> [Work instructions]
Copy out each line featuring the string "Corporations" from the entries beneath.

Items from a figure collection:
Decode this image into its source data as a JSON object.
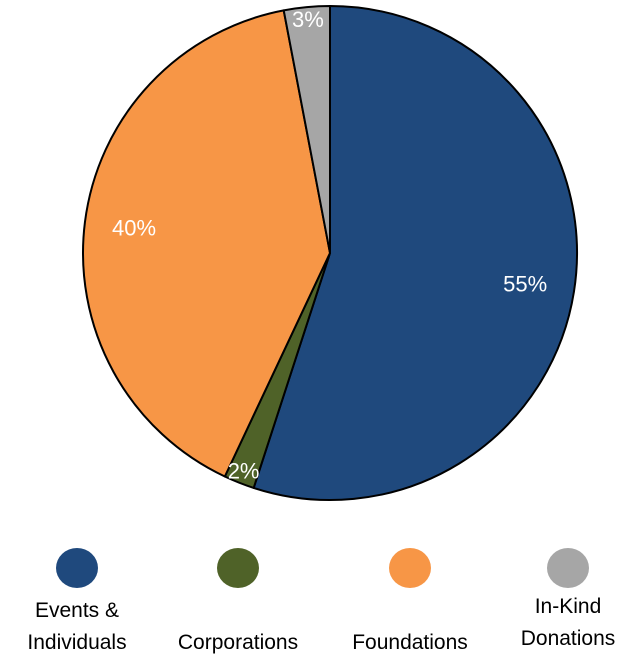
{
  "chart_data": {
    "type": "pie",
    "title": "",
    "slices": [
      {
        "name": "Events & Individuals",
        "value": 55,
        "label": "55%",
        "color": "#1f497d"
      },
      {
        "name": "Corporations",
        "value": 2,
        "label": "2%",
        "color": "#4f6228"
      },
      {
        "name": "Foundations",
        "value": 40,
        "label": "40%",
        "color": "#f79646"
      },
      {
        "name": "In-Kind Donations",
        "value": 3,
        "label": "3%",
        "color": "#a6a6a6"
      }
    ],
    "start_angle_deg": 0,
    "direction": "clockwise",
    "slice_border_color": "#000000",
    "legend_position": "bottom"
  },
  "legend": {
    "items": [
      {
        "line1": "Events &",
        "line2": "Individuals",
        "color": "#1f497d"
      },
      {
        "line1": "",
        "line2": "Corporations",
        "color": "#4f6228"
      },
      {
        "line1": "",
        "line2": "Foundations",
        "color": "#f79646"
      },
      {
        "line1": "In-Kind",
        "line2": "Donations",
        "color": "#a6a6a6"
      }
    ]
  }
}
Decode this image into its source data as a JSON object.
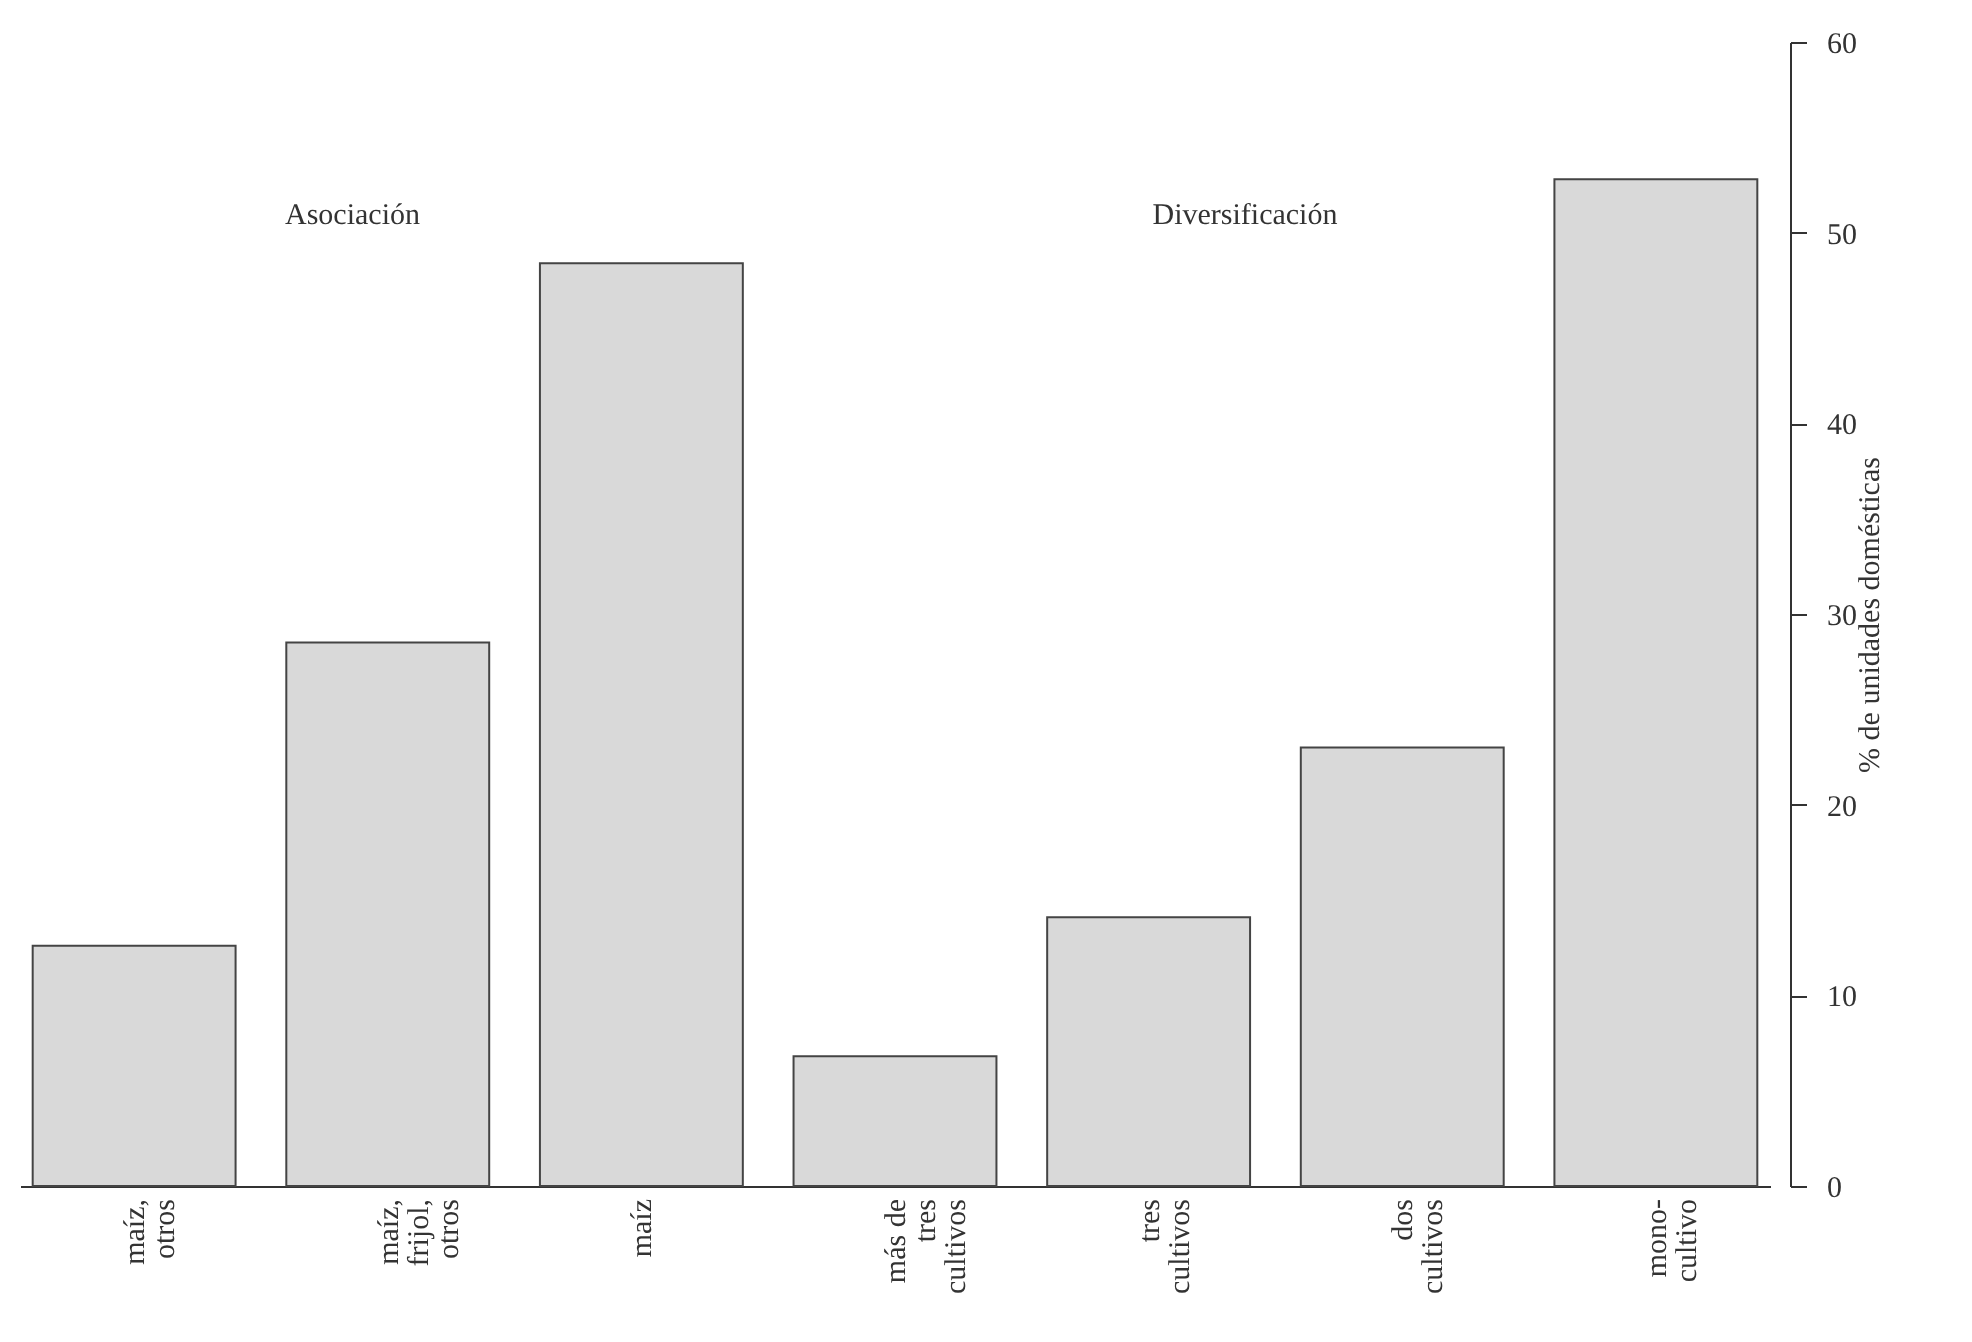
{
  "chart_data": {
    "type": "bar",
    "categories": [
      "maíz,\notros",
      "maíz,\nfrijol,\notros",
      "maíz",
      "más de\ntres\ncultivos",
      "tres\ncultivos",
      "dos\ncultivos",
      "mono-\ncultivo"
    ],
    "values": [
      12.6,
      28.5,
      48.4,
      6.8,
      14.1,
      23.0,
      52.8
    ],
    "color": "#d9d9d9",
    "ylabel": "% de unidades domésticas",
    "ylim": [
      0,
      60
    ],
    "yticks": [
      0,
      10,
      20,
      30,
      40,
      50,
      60
    ],
    "grid": false,
    "annotations": [
      "Asociación",
      "Diversificación"
    ]
  }
}
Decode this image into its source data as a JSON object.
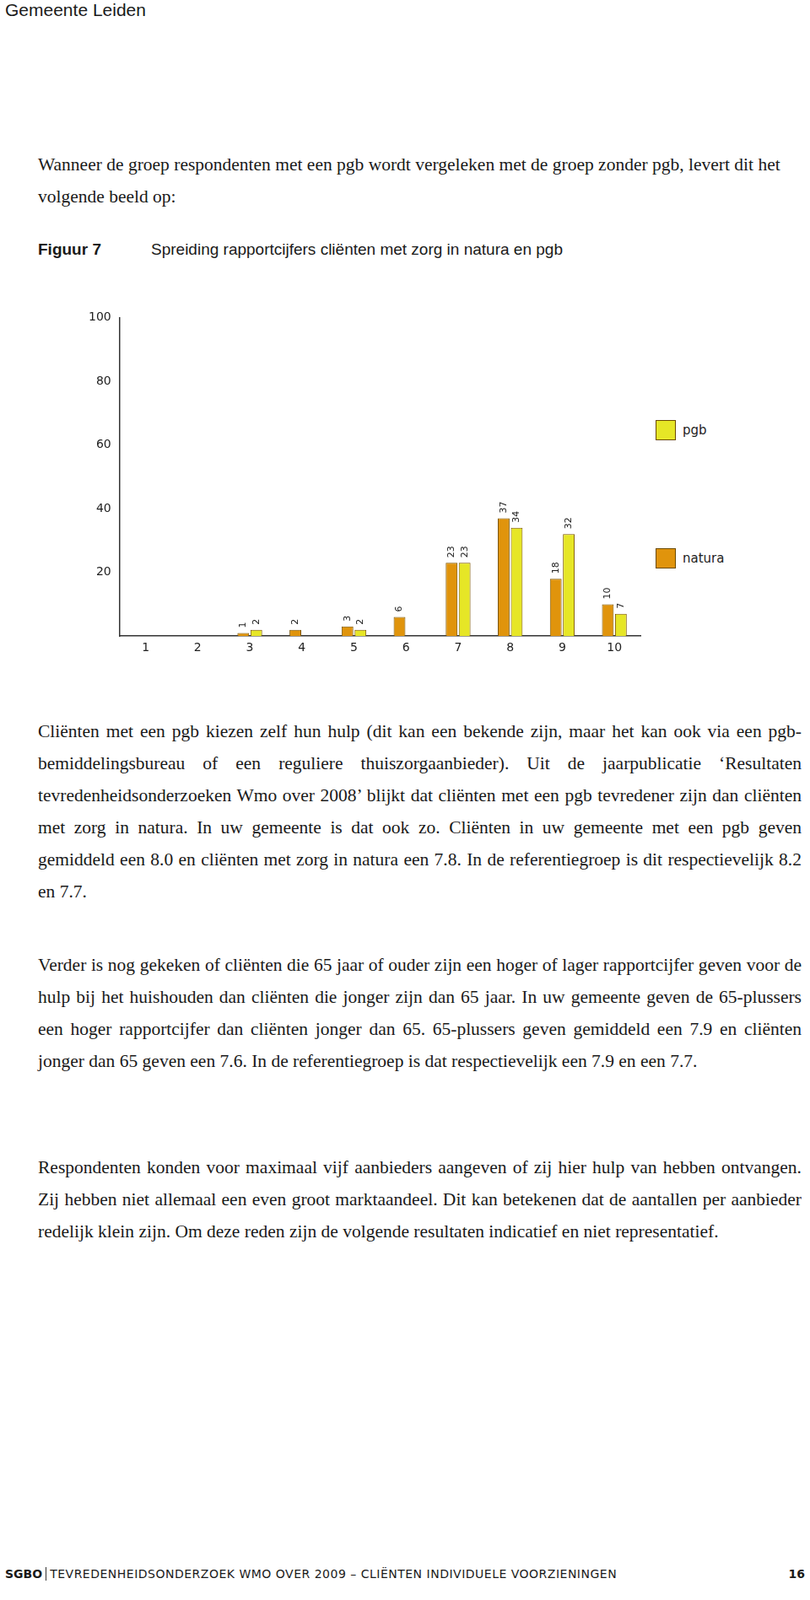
{
  "header": "Gemeente Leiden",
  "intro": "Wanneer de groep respondenten met een pgb wordt vergeleken met de groep zonder pgb, levert dit het volgende beeld op:",
  "figure_label": "Figuur 7",
  "chart_data": {
    "type": "bar",
    "title": "Spreiding rapportcijfers cliënten met zorg in natura en pgb",
    "categories": [
      "1",
      "2",
      "3",
      "4",
      "5",
      "6",
      "7",
      "8",
      "9",
      "10"
    ],
    "series": [
      {
        "name": "natura",
        "color": "#e0940c",
        "values": [
          null,
          null,
          1,
          2,
          3,
          6,
          23,
          37,
          18,
          10
        ]
      },
      {
        "name": "pgb",
        "color": "#e6e626",
        "values": [
          null,
          null,
          2,
          null,
          2,
          null,
          23,
          34,
          32,
          7
        ]
      }
    ],
    "ylim": [
      0,
      100
    ],
    "yticks": [
      20,
      40,
      60,
      80,
      100
    ],
    "grid": false,
    "legend": "right",
    "data_labels": true
  },
  "paragraphs": [
    "Cliënten met een pgb kiezen zelf hun hulp (dit kan een bekende zijn, maar het kan ook via een pgb-bemiddelingsbureau of een reguliere thuiszorgaanbieder). Uit de jaarpublicatie ‘Resultaten tevredenheidsonderzoeken Wmo over 2008’ blijkt dat cliënten met een pgb tevredener zijn dan cliënten met zorg in natura. In uw gemeente is dat ook zo. Cliënten in uw gemeente met een pgb geven gemiddeld een 8.0 en cliënten met zorg in natura een 7.8. In de referentiegroep is dit respectievelijk 8.2 en 7.7.",
    "Verder is nog gekeken of cliënten die 65 jaar of ouder zijn een hoger of lager rapportcijfer geven voor de hulp bij het huishouden dan cliënten die jonger zijn dan 65 jaar. In uw gemeente geven de 65-plussers een hoger rapportcijfer dan cliënten jonger dan 65. 65-plussers geven gemiddeld een 7.9 en cliënten jonger dan 65 geven een 7.6. In de referentiegroep is dat respectievelijk een 7.9 en een 7.7.",
    "Respondenten konden voor maximaal vijf aanbieders aangeven of zij hier hulp van hebben ontvangen. Zij hebben niet allemaal een even groot marktaandeel. Dit kan betekenen dat de aantallen per aanbieder redelijk klein zijn. Om deze reden zijn de volgende resultaten indicatief en niet representatief."
  ],
  "footer": {
    "left": "SGBO",
    "text": "TEVREDENHEIDSONDERZOEK WMO OVER 2009 – CLIËNTEN INDIVIDUELE VOORZIENINGEN",
    "page": "16"
  }
}
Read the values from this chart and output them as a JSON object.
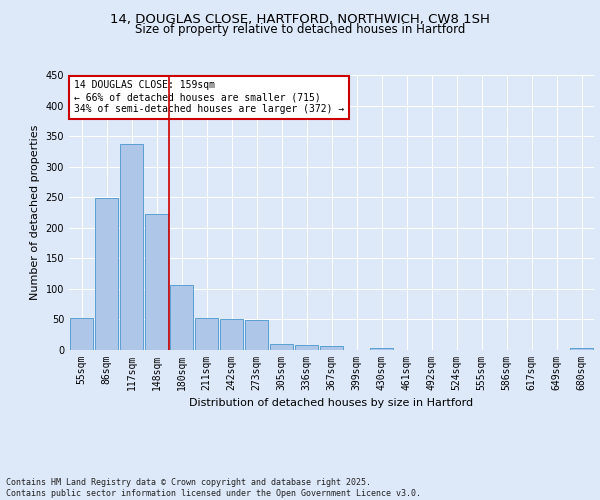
{
  "title": "14, DOUGLAS CLOSE, HARTFORD, NORTHWICH, CW8 1SH",
  "subtitle": "Size of property relative to detached houses in Hartford",
  "xlabel": "Distribution of detached houses by size in Hartford",
  "ylabel": "Number of detached properties",
  "categories": [
    "55sqm",
    "86sqm",
    "117sqm",
    "148sqm",
    "180sqm",
    "211sqm",
    "242sqm",
    "273sqm",
    "305sqm",
    "336sqm",
    "367sqm",
    "399sqm",
    "430sqm",
    "461sqm",
    "492sqm",
    "524sqm",
    "555sqm",
    "586sqm",
    "617sqm",
    "649sqm",
    "680sqm"
  ],
  "values": [
    53,
    248,
    337,
    223,
    107,
    53,
    50,
    49,
    10,
    9,
    7,
    0,
    4,
    0,
    0,
    0,
    0,
    0,
    0,
    0,
    3
  ],
  "bar_color": "#aec6e8",
  "bar_edge_color": "#5a9fd4",
  "annotation_text": "14 DOUGLAS CLOSE: 159sqm\n← 66% of detached houses are smaller (715)\n34% of semi-detached houses are larger (372) →",
  "annotation_box_color": "#ffffff",
  "annotation_box_edge_color": "#cc0000",
  "footnote": "Contains HM Land Registry data © Crown copyright and database right 2025.\nContains public sector information licensed under the Open Government Licence v3.0.",
  "bg_color": "#dde8f8",
  "plot_bg_color": "#dde8f8",
  "ylim": [
    0,
    450
  ],
  "yticks": [
    0,
    50,
    100,
    150,
    200,
    250,
    300,
    350,
    400,
    450
  ],
  "grid_color": "#ffffff",
  "title_fontsize": 9.5,
  "subtitle_fontsize": 8.5,
  "axis_label_fontsize": 8,
  "tick_fontsize": 7,
  "footnote_fontsize": 6,
  "annotation_fontsize": 7
}
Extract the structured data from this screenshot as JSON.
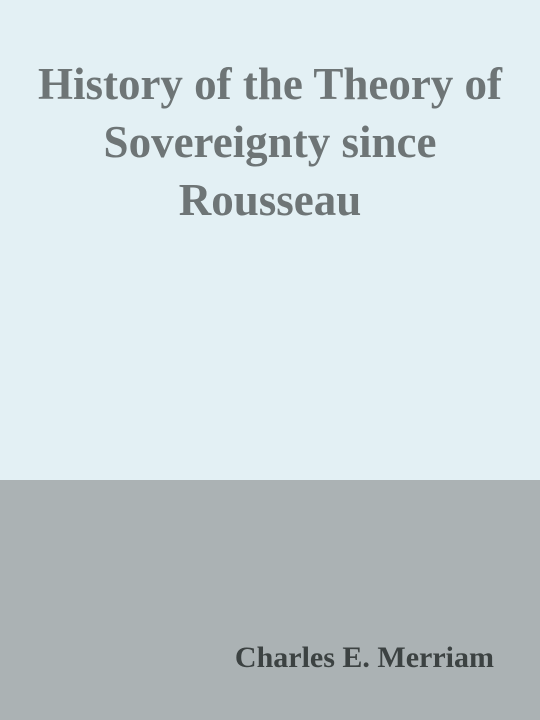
{
  "cover": {
    "title": "History of the Theory of Sovereignty since Rousseau",
    "author": "Charles E. Merriam",
    "colors": {
      "top_background": "#e3f0f4",
      "bottom_background": "#abb2b4",
      "title_text": "#6e7576",
      "author_text": "#3c4242"
    }
  }
}
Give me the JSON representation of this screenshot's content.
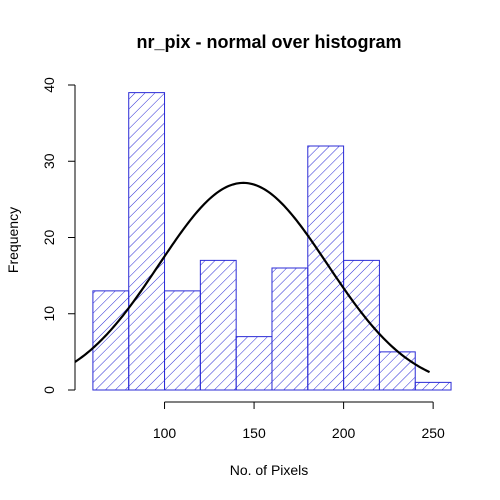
{
  "chart_data": {
    "type": "bar",
    "title": "nr_pix - normal over histogram",
    "xlabel": "No. of Pixels",
    "ylabel": "Frequency",
    "bins": [
      {
        "start": 60,
        "end": 80,
        "count": 13
      },
      {
        "start": 80,
        "end": 100,
        "count": 39
      },
      {
        "start": 100,
        "end": 120,
        "count": 13
      },
      {
        "start": 120,
        "end": 140,
        "count": 17
      },
      {
        "start": 140,
        "end": 160,
        "count": 7
      },
      {
        "start": 160,
        "end": 180,
        "count": 16
      },
      {
        "start": 180,
        "end": 200,
        "count": 32
      },
      {
        "start": 200,
        "end": 220,
        "count": 17
      },
      {
        "start": 220,
        "end": 240,
        "count": 5
      },
      {
        "start": 240,
        "end": 260,
        "count": 1
      }
    ],
    "normal_curve": {
      "mean": 144,
      "sd": 47,
      "n": 160,
      "bin_width": 20,
      "x_from": 50,
      "x_to": 248
    },
    "xticks": [
      100,
      150,
      200,
      250
    ],
    "yticks": [
      0,
      10,
      20,
      30,
      40
    ],
    "xlim": [
      50,
      265
    ],
    "ylim": [
      0,
      40
    ],
    "bar_color": "#2b2bd6",
    "curve_color": "#000000"
  }
}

> [Exercise solution]
        "name": "Corporations",
        "line2": "Corporations",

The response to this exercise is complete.